[Stored items]
BEGIN
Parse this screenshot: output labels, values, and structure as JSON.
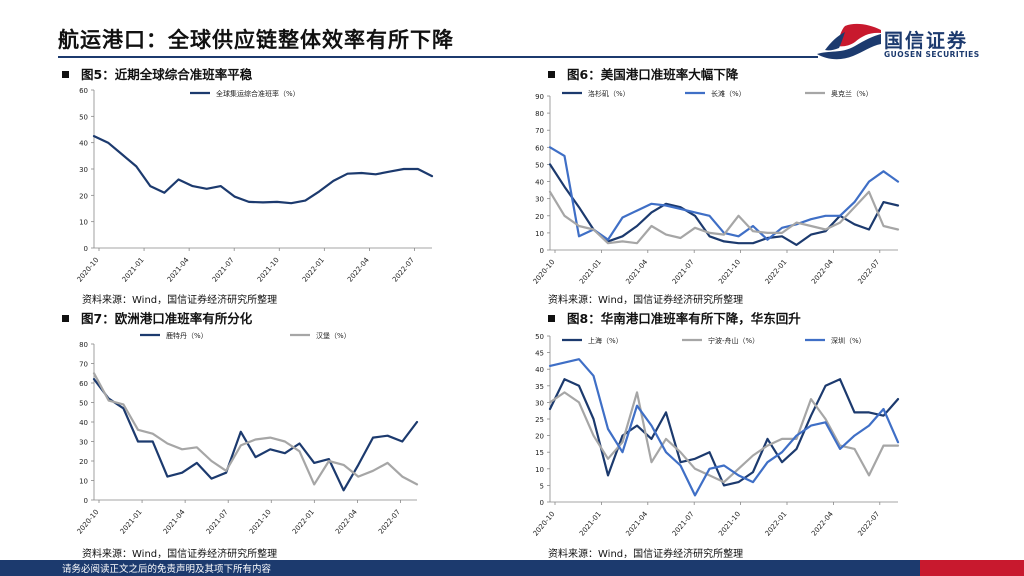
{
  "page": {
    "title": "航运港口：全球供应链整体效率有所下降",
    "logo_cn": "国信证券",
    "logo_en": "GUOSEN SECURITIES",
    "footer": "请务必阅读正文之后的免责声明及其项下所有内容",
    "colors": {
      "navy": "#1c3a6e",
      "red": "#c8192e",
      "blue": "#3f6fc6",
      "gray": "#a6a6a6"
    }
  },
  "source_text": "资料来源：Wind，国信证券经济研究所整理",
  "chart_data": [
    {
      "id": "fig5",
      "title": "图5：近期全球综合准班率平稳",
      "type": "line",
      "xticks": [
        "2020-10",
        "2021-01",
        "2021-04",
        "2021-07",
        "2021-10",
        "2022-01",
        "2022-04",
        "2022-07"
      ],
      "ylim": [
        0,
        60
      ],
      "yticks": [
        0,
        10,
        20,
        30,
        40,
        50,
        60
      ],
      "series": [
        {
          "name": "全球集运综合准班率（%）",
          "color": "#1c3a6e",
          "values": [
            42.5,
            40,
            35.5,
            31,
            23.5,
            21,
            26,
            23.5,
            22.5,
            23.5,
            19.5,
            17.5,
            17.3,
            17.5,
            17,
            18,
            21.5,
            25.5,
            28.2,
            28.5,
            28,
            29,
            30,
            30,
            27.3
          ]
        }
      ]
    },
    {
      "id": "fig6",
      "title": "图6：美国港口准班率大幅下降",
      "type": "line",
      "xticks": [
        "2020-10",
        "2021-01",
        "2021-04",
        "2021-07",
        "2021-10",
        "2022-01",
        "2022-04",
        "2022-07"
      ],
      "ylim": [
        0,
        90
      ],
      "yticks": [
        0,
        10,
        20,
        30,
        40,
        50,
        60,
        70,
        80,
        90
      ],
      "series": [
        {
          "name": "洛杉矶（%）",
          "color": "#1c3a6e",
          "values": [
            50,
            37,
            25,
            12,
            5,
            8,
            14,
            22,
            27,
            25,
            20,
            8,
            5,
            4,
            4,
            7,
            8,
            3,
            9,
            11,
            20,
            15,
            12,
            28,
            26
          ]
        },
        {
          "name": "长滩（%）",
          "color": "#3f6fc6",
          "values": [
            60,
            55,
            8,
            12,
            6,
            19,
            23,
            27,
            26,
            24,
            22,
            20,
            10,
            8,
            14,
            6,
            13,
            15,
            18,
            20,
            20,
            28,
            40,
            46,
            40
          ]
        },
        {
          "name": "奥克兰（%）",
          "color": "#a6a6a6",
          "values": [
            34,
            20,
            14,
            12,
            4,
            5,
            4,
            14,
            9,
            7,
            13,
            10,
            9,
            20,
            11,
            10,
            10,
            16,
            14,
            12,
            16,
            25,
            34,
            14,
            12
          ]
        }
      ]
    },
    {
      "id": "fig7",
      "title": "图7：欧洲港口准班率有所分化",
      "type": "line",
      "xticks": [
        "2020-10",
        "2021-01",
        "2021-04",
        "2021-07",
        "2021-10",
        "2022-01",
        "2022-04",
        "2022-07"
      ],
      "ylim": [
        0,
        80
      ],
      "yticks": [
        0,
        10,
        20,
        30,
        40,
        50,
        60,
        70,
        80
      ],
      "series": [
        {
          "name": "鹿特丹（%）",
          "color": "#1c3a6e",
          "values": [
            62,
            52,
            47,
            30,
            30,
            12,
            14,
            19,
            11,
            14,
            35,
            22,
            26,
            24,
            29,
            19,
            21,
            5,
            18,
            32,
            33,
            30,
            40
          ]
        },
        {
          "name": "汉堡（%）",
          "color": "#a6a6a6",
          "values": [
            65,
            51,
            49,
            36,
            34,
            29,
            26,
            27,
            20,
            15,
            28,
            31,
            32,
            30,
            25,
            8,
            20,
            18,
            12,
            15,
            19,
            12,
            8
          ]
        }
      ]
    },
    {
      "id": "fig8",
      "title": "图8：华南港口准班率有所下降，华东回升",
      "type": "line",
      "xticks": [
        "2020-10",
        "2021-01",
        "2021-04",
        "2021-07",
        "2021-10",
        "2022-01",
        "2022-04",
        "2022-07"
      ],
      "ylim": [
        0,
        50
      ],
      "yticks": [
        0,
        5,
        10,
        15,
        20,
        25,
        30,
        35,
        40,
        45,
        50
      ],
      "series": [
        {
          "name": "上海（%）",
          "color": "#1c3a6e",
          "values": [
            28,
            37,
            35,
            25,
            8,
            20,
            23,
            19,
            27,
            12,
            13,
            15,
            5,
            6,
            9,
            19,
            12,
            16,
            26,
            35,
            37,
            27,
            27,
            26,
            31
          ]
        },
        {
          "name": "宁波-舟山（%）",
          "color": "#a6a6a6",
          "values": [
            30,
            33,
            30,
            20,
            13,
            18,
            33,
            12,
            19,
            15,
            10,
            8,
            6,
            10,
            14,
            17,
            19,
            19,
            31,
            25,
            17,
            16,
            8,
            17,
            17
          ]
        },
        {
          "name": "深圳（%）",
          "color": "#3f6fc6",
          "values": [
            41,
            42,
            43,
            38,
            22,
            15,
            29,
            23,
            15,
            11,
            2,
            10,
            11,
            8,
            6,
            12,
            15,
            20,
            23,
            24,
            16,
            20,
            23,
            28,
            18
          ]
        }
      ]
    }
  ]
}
END
BEGIN
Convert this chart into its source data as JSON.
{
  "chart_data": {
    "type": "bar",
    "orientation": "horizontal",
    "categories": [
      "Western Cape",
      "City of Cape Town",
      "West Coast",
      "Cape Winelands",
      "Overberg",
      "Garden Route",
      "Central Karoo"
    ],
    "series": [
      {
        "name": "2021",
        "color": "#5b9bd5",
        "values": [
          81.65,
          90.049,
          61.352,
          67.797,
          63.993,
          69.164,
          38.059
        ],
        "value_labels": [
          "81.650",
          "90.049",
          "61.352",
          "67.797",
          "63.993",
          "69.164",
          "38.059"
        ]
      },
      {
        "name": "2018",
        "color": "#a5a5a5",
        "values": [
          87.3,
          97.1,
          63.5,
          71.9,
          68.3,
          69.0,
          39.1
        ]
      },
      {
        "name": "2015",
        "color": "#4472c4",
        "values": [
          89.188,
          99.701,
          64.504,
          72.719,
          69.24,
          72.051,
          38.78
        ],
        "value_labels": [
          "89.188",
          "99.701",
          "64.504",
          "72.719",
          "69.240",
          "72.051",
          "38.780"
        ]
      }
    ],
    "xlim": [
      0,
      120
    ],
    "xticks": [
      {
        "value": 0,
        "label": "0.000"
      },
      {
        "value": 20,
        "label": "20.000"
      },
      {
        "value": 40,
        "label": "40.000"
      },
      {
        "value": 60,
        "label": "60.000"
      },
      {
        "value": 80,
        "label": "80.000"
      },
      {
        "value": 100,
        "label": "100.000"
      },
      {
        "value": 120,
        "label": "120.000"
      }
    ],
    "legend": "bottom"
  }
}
END
BEGIN
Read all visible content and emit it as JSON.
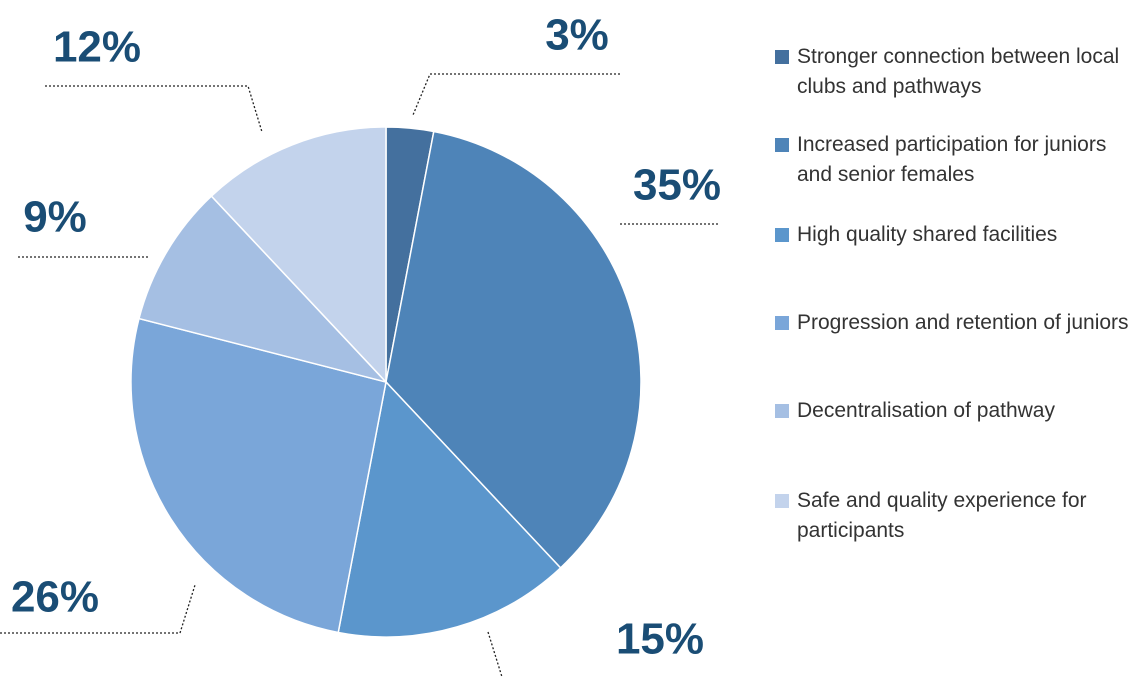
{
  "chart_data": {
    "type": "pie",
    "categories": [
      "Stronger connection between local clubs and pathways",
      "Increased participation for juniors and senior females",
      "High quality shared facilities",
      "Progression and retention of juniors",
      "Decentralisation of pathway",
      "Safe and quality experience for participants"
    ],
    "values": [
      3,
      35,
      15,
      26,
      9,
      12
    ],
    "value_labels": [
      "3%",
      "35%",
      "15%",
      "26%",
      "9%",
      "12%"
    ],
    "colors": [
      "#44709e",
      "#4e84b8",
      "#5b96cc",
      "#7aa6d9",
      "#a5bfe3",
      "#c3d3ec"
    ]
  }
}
END
§ Directions for this task
Work out how many lines in the records above contain the word "quality", and give only that number.

§ Full solution
2